WHAT TO DO: Copy nothing but the text: reproduce each line of the listing exactly and leave the pictures out.

RECORDED DATA:
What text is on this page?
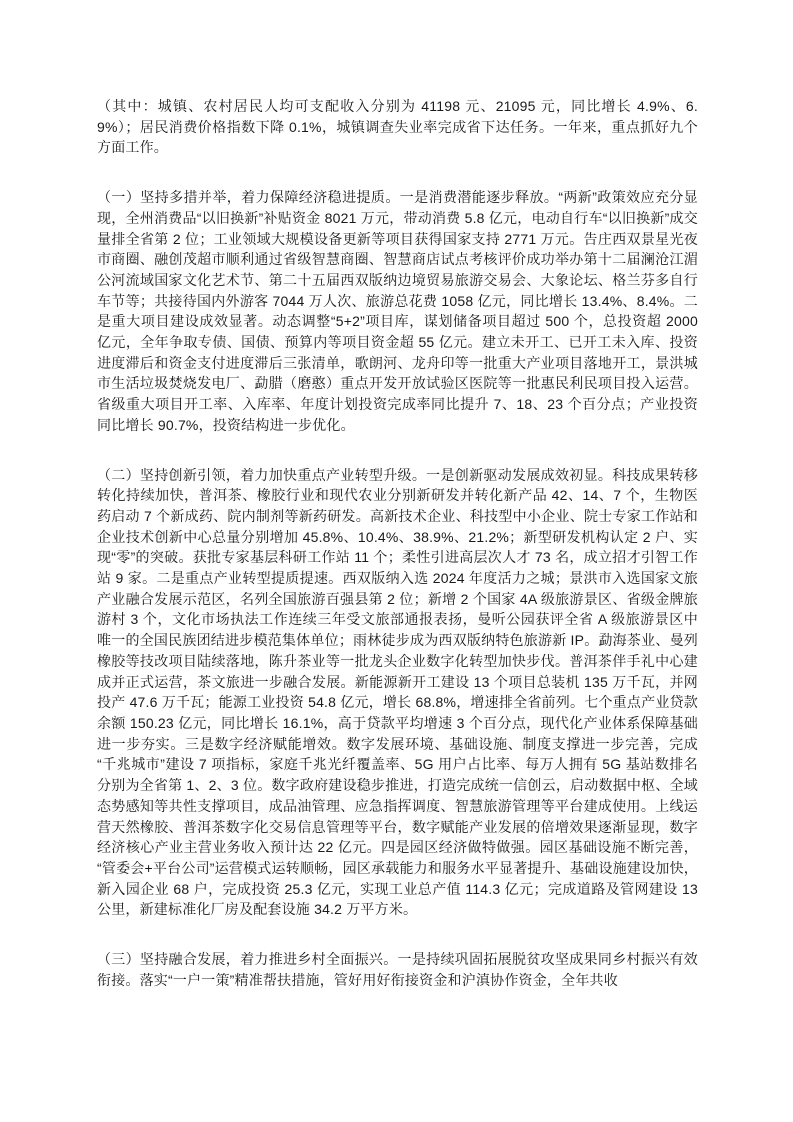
（其中：城镇、农村居民人均可支配收入分别为 41198 元、21095 元，同比增长 4.9%、6.9%）；居民消费价格指数下降 0.1%，城镇调查失业率完成省下达任务。一年来，重点抓好九个方面工作。

（一）坚持多措并举，着力保障经济稳进提质。一是消费潜能逐步释放。“两新”政策效应充分显现，全州消费品“以旧换新”补贴资金 8021 万元，带动消费 5.8 亿元，电动自行车“以旧换新”成交量排全省第 2 位；工业领域大规模设备更新等项目获得国家支持 2771 万元。告庄西双景星光夜市商圈、融创茂超市顺利通过省级智慧商圈、智慧商店试点考核评价成功举办第十二届澜沧江湄公河流域国家文化艺术节、第二十五届西双版纳边境贸易旅游交易会、大象论坛、格兰芬多自行车节等；共接待国内外游客 7044 万人次、旅游总花费 1058 亿元，同比增长 13.4%、8.4%。二是重大项目建设成效显著。动态调整“5+2”项目库，谋划储备项目超过 500 个，总投资超 2000 亿元，全年争取专债、国债、预算内等项目资金超 55 亿元。建立未开工、已开工未入库、投资进度滞后和资金支付进度滞后三张清单，歌朗河、龙舟印等一批重大产业项目落地开工，景洪城市生活垃圾焚烧发电厂、勐腊（磨憨）重点开发开放试验区医院等一批惠民利民项目投入运营。省级重大项目开工率、入库率、年度计划投资完成率同比提升 7、18、23 个百分点；产业投资同比增长 90.7%，投资结构进一步优化。

（二）坚持创新引领，着力加快重点产业转型升级。一是创新驱动发展成效初显。科技成果转移转化持续加快，普洱茶、橡胶行业和现代农业分别新研发并转化新产品 42、14、7 个，生物医药启动 7 个新成药、院内制剂等新药研发。高新技术企业、科技型中小企业、院士专家工作站和企业技术创新中心总量分别增加 45.8%、10.4%、38.9%、21.2%；新型研发机构认定 2 户、实现“零”的突破。获批专家基层科研工作站 11 个；柔性引进高层次人才 73 名，成立招才引智工作站 9 家。二是重点产业转型提质提速。西双版纳入选 2024 年度活力之城；景洪市入选国家文旅产业融合发展示范区，名列全国旅游百强县第 2 位；新增 2 个国家 4A 级旅游景区、省级金牌旅游村 3 个，文化市场执法工作连续三年受文旅部通报表扬，曼听公园获评全省 A 级旅游景区中唯一的全国民族团结进步模范集体单位；雨林徒步成为西双版纳特色旅游新 IP。勐海茶业、曼列橡胶等技改项目陆续落地，陈升茶业等一批龙头企业数字化转型加快步伐。普洱茶伴手礼中心建成并正式运营，茶文旅进一步融合发展。新能源新开工建设 13 个项目总装机 135 万千瓦，并网投产 47.6 万千瓦；能源工业投资 54.8 亿元，增长 68.8%，增速排全省前列。七个重点产业贷款余额 150.23 亿元，同比增长 16.1%，高于贷款平均增速 3 个百分点，现代化产业体系保障基础进一步夯实。三是数字经济赋能增效。数字发展环境、基础设施、制度支撑进一步完善，完成“千兆城市”建设 7 项指标，家庭千兆光纤覆盖率、5G 用户占比率、每万人拥有 5G 基站数排名分别为全省第 1、2、3 位。数字政府建设稳步推进，打造完成统一信创云，启动数据中枢、全域态势感知等共性支撑项目，成品油管理、应急指挥调度、智慧旅游管理等平台建成使用。上线运营天然橡胶、普洱茶数字化交易信息管理等平台，数字赋能产业发展的倍增效果逐渐显现，数字经济核心产业主营业务收入预计达 22 亿元。四是园区经济做特做强。园区基础设施不断完善，“管委会+平台公司”运营模式运转顺畅，园区承载能力和服务水平显著提升、基础设施建设加快，新入园企业 68 户，完成投资 25.3 亿元，实现工业总产值 114.3 亿元；完成道路及管网建设 13 公里，新建标准化厂房及配套设施 34.2 万平方米。

（三）坚持融合发展，着力推进乡村全面振兴。一是持续巩固拓展脱贫攻坚成果同乡村振兴有效衔接。落实“一户一策”精准帮扶措施，管好用好衔接资金和沪滇协作资金，全年共收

EXERCISE OUTPUT:
What text is on this page?
（其中：城镇、农村居民人均可支配收入分别为 41198 元、21095 元，同比增长 4.9%、6.9%）；居民消费价格指数下降 0.1%，城镇调查失业率完成省下达任务。一年来，重点抓好九个方面工作。

（一）坚持多措并举，着力保障经济稳进提质。一是消费潜能逐步释放。“两新”政策效应充分显现，全州消费品“以旧换新”补贴资金 8021 万元，带动消费 5.8 亿元，电动自行车“以旧换新”成交量排全省第 2 位；工业领域大规模设备更新等项目获得国家支持 2771 万元。告庄西双景星光夜市商圈、融创茂超市顺利通过省级智慧商圈、智慧商店试点考核评价成功举办第十二届澜沧江湄公河流域国家文化艺术节、第二十五届西双版纳边境贸易旅游交易会、大象论坛、格兰芬多自行车节等；共接待国内外游客 7044 万人次、旅游总花费 1058 亿元，同比增长 13.4%、8.4%。二是重大项目建设成效显著。动态调整“5+2”项目库，谋划储备项目超过 500 个，总投资超 2000 亿元，全年争取专债、国债、预算内等项目资金超 55 亿元。建立未开工、已开工未入库、投资进度滞后和资金支付进度滞后三张清单，歌朗河、龙舟印等一批重大产业项目落地开工，景洪城市生活垃圾焚烧发电厂、勐腊（磨憨）重点开发开放试验区医院等一批惠民利民项目投入运营。省级重大项目开工率、入库率、年度计划投资完成率同比提升 7、18、23 个百分点；产业投资同比增长 90.7%，投资结构进一步优化。

（二）坚持创新引领，着力加快重点产业转型升级。一是创新驱动发展成效初显。科技成果转移转化持续加快，普洱茶、橡胶行业和现代农业分别新研发并转化新产品 42、14、7 个，生物医药启动 7 个新成药、院内制剂等新药研发。高新技术企业、科技型中小企业、院士专家工作站和企业技术创新中心总量分别增加 45.8%、10.4%、38.9%、21.2%；新型研发机构认定 2 户、实现“零”的突破。获批专家基层科研工作站 11 个；柔性引进高层次人才 73 名，成立招才引智工作站 9 家。二是重点产业转型提质提速。西双版纳入选 2024 年度活力之城；景洪市入选国家文旅产业融合发展示范区，名列全国旅游百强县第 2 位；新增 2 个国家 4A 级旅游景区、省级金牌旅游村 3 个，文化市场执法工作连续三年受文旅部通报表扬，曼听公园获评全省 A 级旅游景区中唯一的全国民族团结进步模范集体单位；雨林徒步成为西双版纳特色旅游新 IP。勐海茶业、曼列橡胶等技改项目陆续落地，陈升茶业等一批龙头企业数字化转型加快步伐。普洱茶伴手礼中心建成并正式运营，茶文旅进一步融合发展。新能源新开工建设 13 个项目总装机 135 万千瓦，并网投产 47.6 万千瓦；能源工业投资 54.8 亿元，增长 68.8%，增速排全省前列。七个重点产业贷款余额 150.23 亿元，同比增长 16.1%，高于贷款平均增速 3 个百分点，现代化产业体系保障基础进一步夯实。三是数字经济赋能增效。数字发展环境、基础设施、制度支撑进一步完善，完成“千兆城市”建设 7 项指标，家庭千兆光纤覆盖率、5G 用户占比率、每万人拥有 5G 基站数排名分别为全省第 1、2、3 位。数字政府建设稳步推进，打造完成统一信创云，启动数据中枢、全域态势感知等共性支撑项目，成品油管理、应急指挥调度、智慧旅游管理等平台建成使用。上线运营天然橡胶、普洱茶数字化交易信息管理等平台，数字赋能产业发展的倍增效果逐渐显现，数字经济核心产业主营业务收入预计达 22 亿元。四是园区经济做特做强。园区基础设施不断完善，“管委会+平台公司”运营模式运转顺畅，园区承载能力和服务水平显著提升、基础设施建设加快，新入园企业 68 户，完成投资 25.3 亿元，实现工业总产值 114.3 亿元；完成道路及管网建设 13 公里，新建标准化厂房及配套设施 34.2 万平方米。

（三）坚持融合发展，着力推进乡村全面振兴。一是持续巩固拓展脱贫攻坚成果同乡村振兴有效衔接。落实“一户一策”精准帮扶措施，管好用好衔接资金和沪滇协作资金，全年共收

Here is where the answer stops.